Task directions: Out of all the lines below, count those with the word "thực". Give the number only.

Saved entries
---+---

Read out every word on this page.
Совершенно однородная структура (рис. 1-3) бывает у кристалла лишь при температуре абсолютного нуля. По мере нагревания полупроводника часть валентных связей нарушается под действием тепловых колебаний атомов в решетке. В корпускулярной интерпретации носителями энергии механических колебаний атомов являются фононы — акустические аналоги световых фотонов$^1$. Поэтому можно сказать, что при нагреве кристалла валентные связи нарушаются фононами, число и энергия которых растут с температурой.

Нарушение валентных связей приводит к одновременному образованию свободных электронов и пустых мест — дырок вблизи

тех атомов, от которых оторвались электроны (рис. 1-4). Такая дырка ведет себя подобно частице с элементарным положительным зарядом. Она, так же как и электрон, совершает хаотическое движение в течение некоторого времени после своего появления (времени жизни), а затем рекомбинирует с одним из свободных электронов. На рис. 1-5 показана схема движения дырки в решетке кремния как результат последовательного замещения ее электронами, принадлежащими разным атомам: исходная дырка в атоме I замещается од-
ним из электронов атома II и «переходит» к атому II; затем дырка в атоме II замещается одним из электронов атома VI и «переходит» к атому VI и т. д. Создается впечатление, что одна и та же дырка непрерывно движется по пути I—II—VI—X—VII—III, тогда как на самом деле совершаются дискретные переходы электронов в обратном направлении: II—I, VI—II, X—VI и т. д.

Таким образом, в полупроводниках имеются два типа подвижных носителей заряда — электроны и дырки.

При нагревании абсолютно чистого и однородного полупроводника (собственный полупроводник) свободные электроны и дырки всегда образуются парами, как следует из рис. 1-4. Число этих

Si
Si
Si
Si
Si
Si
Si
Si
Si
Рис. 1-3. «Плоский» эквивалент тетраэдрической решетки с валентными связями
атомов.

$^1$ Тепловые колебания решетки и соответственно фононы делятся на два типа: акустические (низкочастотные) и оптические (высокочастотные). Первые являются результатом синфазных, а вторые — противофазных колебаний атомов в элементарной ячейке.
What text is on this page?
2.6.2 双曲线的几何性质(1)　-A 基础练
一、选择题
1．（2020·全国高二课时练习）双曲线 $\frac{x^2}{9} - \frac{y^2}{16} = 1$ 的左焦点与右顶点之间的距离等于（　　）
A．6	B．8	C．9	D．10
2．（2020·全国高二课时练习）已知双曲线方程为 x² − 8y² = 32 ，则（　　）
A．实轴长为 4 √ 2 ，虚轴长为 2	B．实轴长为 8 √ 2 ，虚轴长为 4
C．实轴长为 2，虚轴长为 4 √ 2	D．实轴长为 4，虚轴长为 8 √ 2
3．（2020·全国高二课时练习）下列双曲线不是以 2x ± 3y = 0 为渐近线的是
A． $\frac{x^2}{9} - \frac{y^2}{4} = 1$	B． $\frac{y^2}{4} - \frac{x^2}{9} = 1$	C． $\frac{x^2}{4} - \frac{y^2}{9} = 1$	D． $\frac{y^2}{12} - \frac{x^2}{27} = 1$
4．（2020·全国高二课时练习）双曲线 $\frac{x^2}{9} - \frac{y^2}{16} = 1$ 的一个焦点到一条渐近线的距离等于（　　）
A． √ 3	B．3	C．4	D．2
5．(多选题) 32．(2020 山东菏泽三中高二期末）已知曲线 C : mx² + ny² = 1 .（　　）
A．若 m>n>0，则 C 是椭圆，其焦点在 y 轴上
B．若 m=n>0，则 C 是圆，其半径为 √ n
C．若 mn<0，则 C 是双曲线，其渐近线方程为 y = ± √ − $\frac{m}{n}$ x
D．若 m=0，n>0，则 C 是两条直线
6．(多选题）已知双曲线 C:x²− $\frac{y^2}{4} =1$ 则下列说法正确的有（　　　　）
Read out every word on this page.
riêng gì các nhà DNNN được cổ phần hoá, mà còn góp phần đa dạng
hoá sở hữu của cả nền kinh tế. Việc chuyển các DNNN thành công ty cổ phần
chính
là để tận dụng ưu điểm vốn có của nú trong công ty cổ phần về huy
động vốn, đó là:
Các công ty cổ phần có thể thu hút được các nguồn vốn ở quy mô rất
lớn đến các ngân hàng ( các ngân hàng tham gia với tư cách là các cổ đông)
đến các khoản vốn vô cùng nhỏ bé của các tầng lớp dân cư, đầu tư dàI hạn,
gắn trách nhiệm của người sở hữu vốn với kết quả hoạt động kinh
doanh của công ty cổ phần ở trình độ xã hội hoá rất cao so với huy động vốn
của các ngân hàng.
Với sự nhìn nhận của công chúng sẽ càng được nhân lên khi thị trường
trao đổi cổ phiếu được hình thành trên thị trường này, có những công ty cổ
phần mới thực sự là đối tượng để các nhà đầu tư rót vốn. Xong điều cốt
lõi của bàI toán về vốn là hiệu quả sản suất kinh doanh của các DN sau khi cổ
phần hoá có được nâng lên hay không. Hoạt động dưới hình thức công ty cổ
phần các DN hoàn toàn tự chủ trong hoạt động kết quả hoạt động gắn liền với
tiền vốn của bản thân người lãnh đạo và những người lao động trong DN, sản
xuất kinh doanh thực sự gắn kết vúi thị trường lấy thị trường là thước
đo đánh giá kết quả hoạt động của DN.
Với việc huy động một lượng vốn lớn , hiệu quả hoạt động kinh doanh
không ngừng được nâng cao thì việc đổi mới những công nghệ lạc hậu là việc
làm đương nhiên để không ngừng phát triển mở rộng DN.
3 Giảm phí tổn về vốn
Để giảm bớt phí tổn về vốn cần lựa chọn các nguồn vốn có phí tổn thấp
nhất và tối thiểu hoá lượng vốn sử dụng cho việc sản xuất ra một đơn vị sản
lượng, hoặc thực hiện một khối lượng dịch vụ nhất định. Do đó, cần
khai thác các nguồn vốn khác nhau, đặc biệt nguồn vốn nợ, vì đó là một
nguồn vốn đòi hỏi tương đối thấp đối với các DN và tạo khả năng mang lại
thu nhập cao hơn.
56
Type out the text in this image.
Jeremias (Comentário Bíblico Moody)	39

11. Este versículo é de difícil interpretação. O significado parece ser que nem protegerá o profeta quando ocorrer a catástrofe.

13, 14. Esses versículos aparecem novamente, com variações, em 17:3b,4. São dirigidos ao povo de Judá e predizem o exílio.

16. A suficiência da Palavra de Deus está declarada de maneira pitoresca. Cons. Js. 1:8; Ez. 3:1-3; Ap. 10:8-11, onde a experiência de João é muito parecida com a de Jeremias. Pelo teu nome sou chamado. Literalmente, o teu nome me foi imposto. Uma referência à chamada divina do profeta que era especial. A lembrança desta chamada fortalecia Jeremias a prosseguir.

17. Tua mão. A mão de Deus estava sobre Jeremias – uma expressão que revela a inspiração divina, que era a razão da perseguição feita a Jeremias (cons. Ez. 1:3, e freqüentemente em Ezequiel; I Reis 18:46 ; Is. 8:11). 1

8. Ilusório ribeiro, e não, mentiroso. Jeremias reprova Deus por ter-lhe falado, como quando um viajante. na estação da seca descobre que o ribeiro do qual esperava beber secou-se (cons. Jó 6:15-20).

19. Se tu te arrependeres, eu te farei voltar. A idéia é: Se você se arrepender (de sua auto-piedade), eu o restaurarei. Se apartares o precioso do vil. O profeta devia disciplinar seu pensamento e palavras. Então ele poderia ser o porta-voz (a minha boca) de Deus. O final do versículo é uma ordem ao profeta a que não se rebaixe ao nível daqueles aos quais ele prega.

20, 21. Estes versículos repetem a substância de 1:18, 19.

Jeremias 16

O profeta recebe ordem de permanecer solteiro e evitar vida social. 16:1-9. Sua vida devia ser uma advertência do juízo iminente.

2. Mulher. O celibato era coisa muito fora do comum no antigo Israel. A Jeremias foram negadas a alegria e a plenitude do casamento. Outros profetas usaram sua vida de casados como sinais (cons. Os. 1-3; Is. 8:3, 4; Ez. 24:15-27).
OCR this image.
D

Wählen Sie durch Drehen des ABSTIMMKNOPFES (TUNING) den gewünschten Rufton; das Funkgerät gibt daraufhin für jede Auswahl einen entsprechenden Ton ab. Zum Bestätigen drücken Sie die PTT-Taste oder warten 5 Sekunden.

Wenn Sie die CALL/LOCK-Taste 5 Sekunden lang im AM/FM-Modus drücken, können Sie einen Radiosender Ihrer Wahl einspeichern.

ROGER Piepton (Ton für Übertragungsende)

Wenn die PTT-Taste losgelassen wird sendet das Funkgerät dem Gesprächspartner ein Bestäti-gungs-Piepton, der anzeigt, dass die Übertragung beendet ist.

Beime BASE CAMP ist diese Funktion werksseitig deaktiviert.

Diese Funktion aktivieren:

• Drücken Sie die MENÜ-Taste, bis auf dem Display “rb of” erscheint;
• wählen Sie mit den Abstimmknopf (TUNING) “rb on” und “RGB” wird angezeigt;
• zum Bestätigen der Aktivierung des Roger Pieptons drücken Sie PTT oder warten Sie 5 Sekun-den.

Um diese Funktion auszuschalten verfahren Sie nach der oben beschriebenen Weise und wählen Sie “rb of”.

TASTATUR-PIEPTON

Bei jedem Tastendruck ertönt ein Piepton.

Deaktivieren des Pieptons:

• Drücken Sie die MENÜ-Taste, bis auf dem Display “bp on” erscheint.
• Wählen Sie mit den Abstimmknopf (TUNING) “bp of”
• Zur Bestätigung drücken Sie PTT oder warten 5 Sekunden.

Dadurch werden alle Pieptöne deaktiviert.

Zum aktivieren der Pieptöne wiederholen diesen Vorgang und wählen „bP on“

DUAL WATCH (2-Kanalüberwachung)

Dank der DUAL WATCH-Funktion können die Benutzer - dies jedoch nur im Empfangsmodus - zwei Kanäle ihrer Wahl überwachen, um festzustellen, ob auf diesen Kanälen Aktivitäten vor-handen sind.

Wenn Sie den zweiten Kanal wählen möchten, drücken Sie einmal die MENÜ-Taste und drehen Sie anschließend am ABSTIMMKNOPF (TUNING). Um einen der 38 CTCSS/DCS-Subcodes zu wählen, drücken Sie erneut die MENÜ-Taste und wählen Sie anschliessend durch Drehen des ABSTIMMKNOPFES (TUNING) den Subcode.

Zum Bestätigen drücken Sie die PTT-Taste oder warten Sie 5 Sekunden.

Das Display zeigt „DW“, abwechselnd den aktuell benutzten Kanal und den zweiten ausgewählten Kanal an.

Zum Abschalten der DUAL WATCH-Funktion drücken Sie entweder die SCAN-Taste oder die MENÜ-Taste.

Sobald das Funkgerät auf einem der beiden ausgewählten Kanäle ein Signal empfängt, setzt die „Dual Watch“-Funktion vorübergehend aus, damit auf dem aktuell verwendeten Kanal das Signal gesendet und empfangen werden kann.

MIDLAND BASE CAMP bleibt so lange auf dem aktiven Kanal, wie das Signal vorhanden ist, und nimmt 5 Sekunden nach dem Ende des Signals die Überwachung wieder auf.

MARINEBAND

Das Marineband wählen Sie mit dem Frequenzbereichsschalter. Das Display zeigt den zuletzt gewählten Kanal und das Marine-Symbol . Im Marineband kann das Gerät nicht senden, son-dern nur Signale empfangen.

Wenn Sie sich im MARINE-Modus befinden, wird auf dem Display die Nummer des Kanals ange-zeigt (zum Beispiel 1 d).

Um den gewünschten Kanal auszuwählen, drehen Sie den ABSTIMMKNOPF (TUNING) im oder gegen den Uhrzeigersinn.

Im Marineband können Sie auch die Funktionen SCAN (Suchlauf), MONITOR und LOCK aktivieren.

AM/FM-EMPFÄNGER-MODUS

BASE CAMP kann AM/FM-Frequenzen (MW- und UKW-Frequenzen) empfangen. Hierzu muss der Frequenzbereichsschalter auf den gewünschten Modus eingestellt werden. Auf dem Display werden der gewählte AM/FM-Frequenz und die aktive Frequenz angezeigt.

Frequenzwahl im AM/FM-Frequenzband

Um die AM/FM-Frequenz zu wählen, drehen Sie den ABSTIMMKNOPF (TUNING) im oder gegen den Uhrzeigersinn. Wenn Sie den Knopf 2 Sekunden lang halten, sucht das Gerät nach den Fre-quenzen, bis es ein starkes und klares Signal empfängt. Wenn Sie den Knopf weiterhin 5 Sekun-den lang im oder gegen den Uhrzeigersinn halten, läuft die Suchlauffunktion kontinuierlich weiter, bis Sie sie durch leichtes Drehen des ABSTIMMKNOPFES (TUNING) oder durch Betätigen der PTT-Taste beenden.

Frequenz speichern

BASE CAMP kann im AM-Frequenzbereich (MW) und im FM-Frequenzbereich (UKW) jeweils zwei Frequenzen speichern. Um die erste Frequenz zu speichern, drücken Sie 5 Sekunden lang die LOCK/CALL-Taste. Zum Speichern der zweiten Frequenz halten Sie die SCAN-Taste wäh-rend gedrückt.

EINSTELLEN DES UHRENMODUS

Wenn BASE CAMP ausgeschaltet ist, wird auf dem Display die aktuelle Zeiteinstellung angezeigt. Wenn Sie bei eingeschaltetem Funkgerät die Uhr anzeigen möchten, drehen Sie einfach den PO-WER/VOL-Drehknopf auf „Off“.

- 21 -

---+---

Answer: 3